**INPUT MATERIAL:**
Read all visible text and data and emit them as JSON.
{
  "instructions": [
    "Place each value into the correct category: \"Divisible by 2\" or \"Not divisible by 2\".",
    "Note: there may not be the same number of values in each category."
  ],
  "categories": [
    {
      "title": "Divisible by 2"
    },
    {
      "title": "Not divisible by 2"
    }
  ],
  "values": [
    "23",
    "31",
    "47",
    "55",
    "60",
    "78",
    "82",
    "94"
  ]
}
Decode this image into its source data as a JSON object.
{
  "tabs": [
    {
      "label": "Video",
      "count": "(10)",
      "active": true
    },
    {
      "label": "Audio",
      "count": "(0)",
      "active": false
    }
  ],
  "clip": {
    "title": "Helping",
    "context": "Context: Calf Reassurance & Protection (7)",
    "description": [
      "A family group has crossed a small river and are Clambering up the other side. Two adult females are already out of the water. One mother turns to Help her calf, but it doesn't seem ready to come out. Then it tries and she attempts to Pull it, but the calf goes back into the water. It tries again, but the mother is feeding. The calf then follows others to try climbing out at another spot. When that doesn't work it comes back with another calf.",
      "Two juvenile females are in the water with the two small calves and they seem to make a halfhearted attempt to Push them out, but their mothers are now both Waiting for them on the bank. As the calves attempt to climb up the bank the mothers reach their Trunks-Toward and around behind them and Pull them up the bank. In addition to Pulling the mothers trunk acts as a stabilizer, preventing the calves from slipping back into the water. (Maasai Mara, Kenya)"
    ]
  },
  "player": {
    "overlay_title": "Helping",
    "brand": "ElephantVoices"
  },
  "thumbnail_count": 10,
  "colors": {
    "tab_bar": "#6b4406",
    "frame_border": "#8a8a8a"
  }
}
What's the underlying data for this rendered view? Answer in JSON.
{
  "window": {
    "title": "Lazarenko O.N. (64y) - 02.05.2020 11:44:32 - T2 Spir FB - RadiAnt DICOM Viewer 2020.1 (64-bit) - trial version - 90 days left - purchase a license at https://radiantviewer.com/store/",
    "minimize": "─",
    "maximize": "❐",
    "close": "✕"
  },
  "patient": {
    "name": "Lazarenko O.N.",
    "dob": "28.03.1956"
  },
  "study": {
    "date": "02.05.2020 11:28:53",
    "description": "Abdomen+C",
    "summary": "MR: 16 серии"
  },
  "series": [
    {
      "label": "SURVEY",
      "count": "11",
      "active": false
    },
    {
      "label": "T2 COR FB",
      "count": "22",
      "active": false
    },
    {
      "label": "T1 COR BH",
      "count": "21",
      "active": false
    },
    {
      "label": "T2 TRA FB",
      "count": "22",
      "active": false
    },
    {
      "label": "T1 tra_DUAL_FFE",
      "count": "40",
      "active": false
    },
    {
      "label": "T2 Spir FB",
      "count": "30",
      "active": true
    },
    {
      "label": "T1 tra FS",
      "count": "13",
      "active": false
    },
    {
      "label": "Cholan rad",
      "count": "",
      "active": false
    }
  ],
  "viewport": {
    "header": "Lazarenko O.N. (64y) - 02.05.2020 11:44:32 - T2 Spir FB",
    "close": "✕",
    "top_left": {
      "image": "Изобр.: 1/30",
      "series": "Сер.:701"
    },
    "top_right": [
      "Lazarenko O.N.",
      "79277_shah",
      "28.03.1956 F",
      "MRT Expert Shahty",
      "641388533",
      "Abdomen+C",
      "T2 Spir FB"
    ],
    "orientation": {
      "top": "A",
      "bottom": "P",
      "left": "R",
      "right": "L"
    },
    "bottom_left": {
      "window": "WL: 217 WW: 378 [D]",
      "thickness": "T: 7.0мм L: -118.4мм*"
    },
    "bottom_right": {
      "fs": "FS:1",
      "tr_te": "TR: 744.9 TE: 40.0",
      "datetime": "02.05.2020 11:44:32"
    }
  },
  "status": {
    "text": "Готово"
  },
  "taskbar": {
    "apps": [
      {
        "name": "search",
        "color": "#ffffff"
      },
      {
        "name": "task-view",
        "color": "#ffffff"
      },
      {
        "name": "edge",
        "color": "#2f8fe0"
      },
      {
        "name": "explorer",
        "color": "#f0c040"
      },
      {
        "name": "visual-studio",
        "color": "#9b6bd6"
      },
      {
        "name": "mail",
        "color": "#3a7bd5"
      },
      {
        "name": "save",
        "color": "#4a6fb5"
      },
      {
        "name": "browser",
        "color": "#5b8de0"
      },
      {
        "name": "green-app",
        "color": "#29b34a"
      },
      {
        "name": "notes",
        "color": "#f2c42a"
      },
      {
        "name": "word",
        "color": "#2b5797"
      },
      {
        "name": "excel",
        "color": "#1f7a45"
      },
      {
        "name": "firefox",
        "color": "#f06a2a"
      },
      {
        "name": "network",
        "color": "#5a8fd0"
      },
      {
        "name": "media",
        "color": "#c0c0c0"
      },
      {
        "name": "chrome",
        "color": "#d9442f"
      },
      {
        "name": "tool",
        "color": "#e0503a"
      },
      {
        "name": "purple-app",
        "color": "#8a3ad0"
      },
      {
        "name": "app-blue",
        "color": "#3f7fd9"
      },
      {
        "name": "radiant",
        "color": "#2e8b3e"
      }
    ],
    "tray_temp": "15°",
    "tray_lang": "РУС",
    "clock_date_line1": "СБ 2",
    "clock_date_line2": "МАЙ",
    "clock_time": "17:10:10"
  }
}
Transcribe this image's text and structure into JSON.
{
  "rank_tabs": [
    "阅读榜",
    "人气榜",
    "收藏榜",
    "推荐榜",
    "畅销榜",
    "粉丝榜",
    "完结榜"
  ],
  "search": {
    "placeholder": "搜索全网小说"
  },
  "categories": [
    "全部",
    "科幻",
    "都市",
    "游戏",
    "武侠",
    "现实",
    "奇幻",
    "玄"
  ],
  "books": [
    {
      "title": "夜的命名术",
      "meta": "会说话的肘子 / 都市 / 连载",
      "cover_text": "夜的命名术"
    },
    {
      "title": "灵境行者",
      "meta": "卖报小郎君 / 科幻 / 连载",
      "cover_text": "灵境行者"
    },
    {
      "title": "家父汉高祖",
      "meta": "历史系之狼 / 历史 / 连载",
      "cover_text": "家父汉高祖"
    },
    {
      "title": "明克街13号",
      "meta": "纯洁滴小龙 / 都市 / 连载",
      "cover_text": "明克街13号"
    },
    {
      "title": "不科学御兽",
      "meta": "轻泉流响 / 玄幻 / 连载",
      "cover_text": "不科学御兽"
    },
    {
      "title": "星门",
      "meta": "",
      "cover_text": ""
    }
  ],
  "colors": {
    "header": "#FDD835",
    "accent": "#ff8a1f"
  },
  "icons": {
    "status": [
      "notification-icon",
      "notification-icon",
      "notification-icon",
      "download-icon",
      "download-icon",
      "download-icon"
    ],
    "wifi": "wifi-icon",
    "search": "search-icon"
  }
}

**WHAT TO WORK ON:**
Return all of the above records exactly, leaving no line out.

**FINISHED TASK:**
Read all visible text and data and emit them as JSON.
{
  "instructions": [
    "Place each value into the correct category: \"Divisible by 2\" or \"Not divisible by 2\".",
    "Note: there may not be the same number of values in each category."
  ],
  "categories": [
    {
      "title": "Divisible by 2"
    },
    {
      "title": "Not divisible by 2"
    }
  ],
  "values": [
    "23",
    "31",
    "47",
    "55",
    "60",
    "78",
    "82",
    "94"
  ]
}
Decode this image into its source data as a JSON object.
{
  "tabs": [
    {
      "label": "Video",
      "count": "(10)",
      "active": true
    },
    {
      "label": "Audio",
      "count": "(0)",
      "active": false
    }
  ],
  "clip": {
    "title": "Helping",
    "context": "Context: Calf Reassurance & Protection (7)",
    "description": [
      "A family group has crossed a small river and are Clambering up the other side. Two adult females are already out of the water. One mother turns to Help her calf, but it doesn't seem ready to come out. Then it tries and she attempts to Pull it, but the calf goes back into the water. It tries again, but the mother is feeding. The calf then follows others to try climbing out at another spot. When that doesn't work it comes back with another calf.",
      "Two juvenile females are in the water with the two small calves and they seem to make a halfhearted attempt to Push them out, but their mothers are now both Waiting for them on the bank. As the calves attempt to climb up the bank the mothers reach their Trunks-Toward and around behind them and Pull them up the bank. In addition to Pulling the mothers trunk acts as a stabilizer, preventing the calves from slipping back into the water. (Maasai Mara, Kenya)"
    ]
  },
  "player": {
    "overlay_title": "Helping",
    "brand": "ElephantVoices"
  },
  "thumbnail_count": 10,
  "colors": {
    "tab_bar": "#6b4406",
    "frame_border": "#8a8a8a"
  }
}
What's the underlying data for this rendered view? Answer in JSON.
{
  "window": {
    "title": "Lazarenko O.N. (64y) - 02.05.2020 11:44:32 - T2 Spir FB - RadiAnt DICOM Viewer 2020.1 (64-bit) - trial version - 90 days left - purchase a license at https://radiantviewer.com/store/",
    "minimize": "─",
    "maximize": "❐",
    "close": "✕"
  },
  "patient": {
    "name": "Lazarenko O.N.",
    "dob": "28.03.1956"
  },
  "study": {
    "date": "02.05.2020 11:28:53",
    "description": "Abdomen+C",
    "summary": "MR: 16 серии"
  },
  "series": [
    {
      "label": "SURVEY",
      "count": "11",
      "active": false
    },
    {
      "label": "T2 COR FB",
      "count": "22",
      "active": false
    },
    {
      "label": "T1 COR BH",
      "count": "21",
      "active": false
    },
    {
      "label": "T2 TRA FB",
      "count": "22",
      "active": false
    },
    {
      "label": "T1 tra_DUAL_FFE",
      "count": "40",
      "active": false
    },
    {
      "label": "T2 Spir FB",
      "count": "30",
      "active": true
    },
    {
      "label": "T1 tra FS",
      "count": "13",
      "active": false
    },
    {
      "label": "Cholan rad",
      "count": "",
      "active": false
    }
  ],
  "viewport": {
    "header": "Lazarenko O.N. (64y) - 02.05.2020 11:44:32 - T2 Spir FB",
    "close": "✕",
    "top_left": {
      "image": "Изобр.: 1/30",
      "series": "Сер.:701"
    },
    "top_right": [
      "Lazarenko O.N.",
      "79277_shah",
      "28.03.1956 F",
      "MRT Expert Shahty",
      "641388533",
      "Abdomen+C",
      "T2 Spir FB"
    ],
    "orientation": {
      "top": "A",
      "bottom": "P",
      "left": "R",
      "right": "L"
    },
    "bottom_left": {
      "window": "WL: 217 WW: 378 [D]",
      "thickness": "T: 7.0мм L: -118.4мм*"
    },
    "bottom_right": {
      "fs": "FS:1",
      "tr_te": "TR: 744.9 TE: 40.0",
      "datetime": "02.05.2020 11:44:32"
    }
  },
  "status": {
    "text": "Готово"
  },
  "taskbar": {
    "apps": [
      {
        "name": "search",
        "color": "#ffffff"
      },
      {
        "name": "task-view",
        "color": "#ffffff"
      },
      {
        "name": "edge",
        "color": "#2f8fe0"
      },
      {
        "name": "explorer",
        "color": "#f0c040"
      },
      {
        "name": "visual-studio",
        "color": "#9b6bd6"
      },
      {
        "name": "mail",
        "color": "#3a7bd5"
      },
      {
        "name": "save",
        "color": "#4a6fb5"
      },
      {
        "name": "browser",
        "color": "#5b8de0"
      },
      {
        "name": "green-app",
        "color": "#29b34a"
      },
      {
        "name": "notes",
        "color": "#f2c42a"
      },
      {
        "name": "word",
        "color": "#2b5797"
      },
      {
        "name": "excel",
        "color": "#1f7a45"
      },
      {
        "name": "firefox",
        "color": "#f06a2a"
      },
      {
        "name": "network",
        "color": "#5a8fd0"
      },
      {
        "name": "media",
        "color": "#c0c0c0"
      },
      {
        "name": "chrome",
        "color": "#d9442f"
      },
      {
        "name": "tool",
        "color": "#e0503a"
      },
      {
        "name": "purple-app",
        "color": "#8a3ad0"
      },
      {
        "name": "app-blue",
        "color": "#3f7fd9"
      },
      {
        "name": "radiant",
        "color": "#2e8b3e"
      }
    ],
    "tray_temp": "15°",
    "tray_lang": "РУС",
    "clock_date_line1": "СБ 2",
    "clock_date_line2": "МАЙ",
    "clock_time": "17:10:10"
  }
}
Transcribe this image's text and structure into JSON.
{
  "rank_tabs": [
    "阅读榜",
    "人气榜",
    "收藏榜",
    "推荐榜",
    "畅销榜",
    "粉丝榜",
    "完结榜"
  ],
  "search": {
    "placeholder": "搜索全网小说"
  },
  "categories": [
    "全部",
    "科幻",
    "都市",
    "游戏",
    "武侠",
    "现实",
    "奇幻",
    "玄"
  ],
  "books": [
    {
      "title": "夜的命名术",
      "meta": "会说话的肘子 / 都市 / 连载",
      "cover_text": "夜的命名术"
    },
    {
      "title": "灵境行者",
      "meta": "卖报小郎君 / 科幻 / 连载",
      "cover_text": "灵境行者"
    },
    {
      "title": "家父汉高祖",
      "meta": "历史系之狼 / 历史 / 连载",
      "cover_text": "家父汉高祖"
    },
    {
      "title": "明克街13号",
      "meta": "纯洁滴小龙 / 都市 / 连载",
      "cover_text": "明克街13号"
    },
    {
      "title": "不科学御兽",
      "meta": "轻泉流响 / 玄幻 / 连载",
      "cover_text": "不科学御兽"
    },
    {
      "title": "星门",
      "meta": "",
      "cover_text": ""
    }
  ],
  "colors": {
    "header": "#FDD835",
    "accent": "#ff8a1f"
  },
  "icons": {
    "status": [
      "notification-icon",
      "notification-icon",
      "notification-icon",
      "download-icon",
      "download-icon",
      "download-icon"
    ],
    "wifi": "wifi-icon",
    "search": "search-icon"
  }
}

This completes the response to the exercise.